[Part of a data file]
========================================================================
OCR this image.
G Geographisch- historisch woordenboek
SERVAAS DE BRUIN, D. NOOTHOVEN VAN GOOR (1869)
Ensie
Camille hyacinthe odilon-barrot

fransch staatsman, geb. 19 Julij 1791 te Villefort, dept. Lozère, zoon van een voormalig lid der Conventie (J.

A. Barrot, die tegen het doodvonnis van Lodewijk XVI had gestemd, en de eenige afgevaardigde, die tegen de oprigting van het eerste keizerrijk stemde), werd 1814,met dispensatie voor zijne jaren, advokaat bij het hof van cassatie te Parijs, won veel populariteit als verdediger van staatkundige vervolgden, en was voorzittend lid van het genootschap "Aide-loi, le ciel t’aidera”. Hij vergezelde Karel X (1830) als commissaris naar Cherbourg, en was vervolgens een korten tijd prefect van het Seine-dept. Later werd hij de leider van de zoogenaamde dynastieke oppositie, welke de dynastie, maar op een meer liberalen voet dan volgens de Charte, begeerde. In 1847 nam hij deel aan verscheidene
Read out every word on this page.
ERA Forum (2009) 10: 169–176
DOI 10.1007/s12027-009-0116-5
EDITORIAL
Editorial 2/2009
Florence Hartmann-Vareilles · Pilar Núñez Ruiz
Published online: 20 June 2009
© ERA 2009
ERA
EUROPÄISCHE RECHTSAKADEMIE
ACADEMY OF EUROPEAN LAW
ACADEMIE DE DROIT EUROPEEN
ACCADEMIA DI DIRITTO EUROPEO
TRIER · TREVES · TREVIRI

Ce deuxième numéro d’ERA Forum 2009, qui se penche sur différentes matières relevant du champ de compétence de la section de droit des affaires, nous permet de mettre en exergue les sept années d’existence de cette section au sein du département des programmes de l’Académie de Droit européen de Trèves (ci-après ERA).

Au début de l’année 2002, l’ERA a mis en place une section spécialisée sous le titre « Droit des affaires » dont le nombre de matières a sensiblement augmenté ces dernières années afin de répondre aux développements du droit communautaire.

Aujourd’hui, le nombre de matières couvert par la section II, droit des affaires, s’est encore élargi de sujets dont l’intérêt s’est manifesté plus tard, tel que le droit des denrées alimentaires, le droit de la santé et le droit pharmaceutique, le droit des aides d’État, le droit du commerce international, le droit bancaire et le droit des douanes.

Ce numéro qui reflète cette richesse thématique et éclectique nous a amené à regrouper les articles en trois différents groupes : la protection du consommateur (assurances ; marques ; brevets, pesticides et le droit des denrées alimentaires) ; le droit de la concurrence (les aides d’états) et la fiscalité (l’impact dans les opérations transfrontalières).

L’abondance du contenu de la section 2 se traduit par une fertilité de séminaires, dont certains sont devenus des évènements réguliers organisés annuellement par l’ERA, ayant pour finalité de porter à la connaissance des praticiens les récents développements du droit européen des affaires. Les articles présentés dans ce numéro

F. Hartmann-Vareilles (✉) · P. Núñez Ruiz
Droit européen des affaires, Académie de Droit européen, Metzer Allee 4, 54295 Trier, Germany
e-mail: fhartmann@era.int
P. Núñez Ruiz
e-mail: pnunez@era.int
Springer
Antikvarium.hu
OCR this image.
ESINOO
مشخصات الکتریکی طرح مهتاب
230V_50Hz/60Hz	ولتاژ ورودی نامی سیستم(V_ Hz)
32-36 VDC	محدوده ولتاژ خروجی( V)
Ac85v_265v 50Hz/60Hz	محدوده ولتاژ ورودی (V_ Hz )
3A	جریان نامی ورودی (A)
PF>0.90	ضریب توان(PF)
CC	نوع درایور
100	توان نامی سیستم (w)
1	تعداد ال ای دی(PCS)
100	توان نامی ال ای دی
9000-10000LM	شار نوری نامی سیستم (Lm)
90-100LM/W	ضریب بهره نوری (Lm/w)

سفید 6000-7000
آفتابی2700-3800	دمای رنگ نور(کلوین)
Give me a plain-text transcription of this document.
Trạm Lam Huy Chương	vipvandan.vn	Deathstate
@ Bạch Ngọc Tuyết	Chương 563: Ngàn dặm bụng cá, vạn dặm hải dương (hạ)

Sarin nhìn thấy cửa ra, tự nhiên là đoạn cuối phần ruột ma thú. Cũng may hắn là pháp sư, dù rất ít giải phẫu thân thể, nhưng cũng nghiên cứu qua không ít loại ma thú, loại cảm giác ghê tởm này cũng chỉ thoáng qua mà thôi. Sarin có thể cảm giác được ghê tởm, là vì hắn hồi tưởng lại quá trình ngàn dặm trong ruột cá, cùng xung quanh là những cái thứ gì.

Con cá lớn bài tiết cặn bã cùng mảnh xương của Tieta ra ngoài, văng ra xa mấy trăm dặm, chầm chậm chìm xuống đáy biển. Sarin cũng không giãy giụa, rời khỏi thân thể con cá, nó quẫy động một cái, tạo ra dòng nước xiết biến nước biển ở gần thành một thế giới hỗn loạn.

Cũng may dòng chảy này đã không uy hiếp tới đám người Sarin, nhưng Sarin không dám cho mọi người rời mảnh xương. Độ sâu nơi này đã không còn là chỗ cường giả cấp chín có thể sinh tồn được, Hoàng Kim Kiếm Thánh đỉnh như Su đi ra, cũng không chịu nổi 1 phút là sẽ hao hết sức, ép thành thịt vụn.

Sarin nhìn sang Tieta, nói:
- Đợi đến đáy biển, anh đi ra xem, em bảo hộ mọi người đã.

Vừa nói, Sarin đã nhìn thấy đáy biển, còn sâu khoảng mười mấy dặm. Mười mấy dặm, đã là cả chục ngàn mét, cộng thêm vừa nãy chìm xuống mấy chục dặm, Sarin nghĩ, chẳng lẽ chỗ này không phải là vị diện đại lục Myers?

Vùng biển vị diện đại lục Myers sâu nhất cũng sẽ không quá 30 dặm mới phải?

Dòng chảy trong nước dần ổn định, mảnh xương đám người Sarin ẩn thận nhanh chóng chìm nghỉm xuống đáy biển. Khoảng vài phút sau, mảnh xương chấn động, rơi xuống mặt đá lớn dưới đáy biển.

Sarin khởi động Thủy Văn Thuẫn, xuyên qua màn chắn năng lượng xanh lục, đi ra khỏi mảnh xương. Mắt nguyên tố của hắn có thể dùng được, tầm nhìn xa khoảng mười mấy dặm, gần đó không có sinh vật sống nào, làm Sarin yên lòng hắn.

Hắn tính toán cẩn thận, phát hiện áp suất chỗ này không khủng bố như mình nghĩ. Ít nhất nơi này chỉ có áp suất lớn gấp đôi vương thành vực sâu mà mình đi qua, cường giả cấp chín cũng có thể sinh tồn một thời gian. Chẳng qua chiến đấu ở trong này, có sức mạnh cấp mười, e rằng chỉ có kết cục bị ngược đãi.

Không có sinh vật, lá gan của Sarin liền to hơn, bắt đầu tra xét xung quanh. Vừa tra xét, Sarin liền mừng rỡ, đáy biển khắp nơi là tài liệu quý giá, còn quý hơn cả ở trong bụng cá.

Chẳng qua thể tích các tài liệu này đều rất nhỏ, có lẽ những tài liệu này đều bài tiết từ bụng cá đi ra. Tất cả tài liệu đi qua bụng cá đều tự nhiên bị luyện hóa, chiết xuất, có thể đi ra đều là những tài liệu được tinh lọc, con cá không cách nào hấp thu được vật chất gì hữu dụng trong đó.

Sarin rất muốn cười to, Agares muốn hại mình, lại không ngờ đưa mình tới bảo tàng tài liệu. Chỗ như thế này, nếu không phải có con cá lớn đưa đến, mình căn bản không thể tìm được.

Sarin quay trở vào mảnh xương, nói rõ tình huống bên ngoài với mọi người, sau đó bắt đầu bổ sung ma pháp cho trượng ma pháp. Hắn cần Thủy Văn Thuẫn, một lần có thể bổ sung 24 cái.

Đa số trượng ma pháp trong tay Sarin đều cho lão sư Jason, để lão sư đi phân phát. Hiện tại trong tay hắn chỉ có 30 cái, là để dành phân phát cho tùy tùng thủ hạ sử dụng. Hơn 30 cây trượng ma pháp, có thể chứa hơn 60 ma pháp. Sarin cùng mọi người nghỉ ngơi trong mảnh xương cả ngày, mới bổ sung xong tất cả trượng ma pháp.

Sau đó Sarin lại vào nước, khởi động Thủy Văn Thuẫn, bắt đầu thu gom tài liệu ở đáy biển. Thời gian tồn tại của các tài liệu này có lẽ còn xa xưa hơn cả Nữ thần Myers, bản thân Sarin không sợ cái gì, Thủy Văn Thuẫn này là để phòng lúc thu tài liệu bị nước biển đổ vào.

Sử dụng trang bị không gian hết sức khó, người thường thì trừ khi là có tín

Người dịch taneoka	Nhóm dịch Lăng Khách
========================================================================
• [CHALLENGE]:
List the lines of the material in which the word "ngoài" occurs.

• [RESULT FOR THIS TASK]:
Con cá lớn bài tiết cặn bã cùng mảnh xương của Tieta ra ngoài, văng ra xa mấy trăm dặm, chầm chậm chìm xuống đáy biển. Sarin cũng không giãy giụa, rời khỏi thân thể con cá, nó quẫy động một cái, tạo ra dòng nước xiết biến nước biển ở gần thành một thế giới hỗn loạn.
Sarin quay trở vào mảnh xương, nói rõ tình huống bên ngoài với mọi người, sau đó bắt đầu bổ sung ma pháp cho trượng ma pháp. Hắn cần Thủy Văn Thuẫn, một lần có thể bổ sung 24 cái.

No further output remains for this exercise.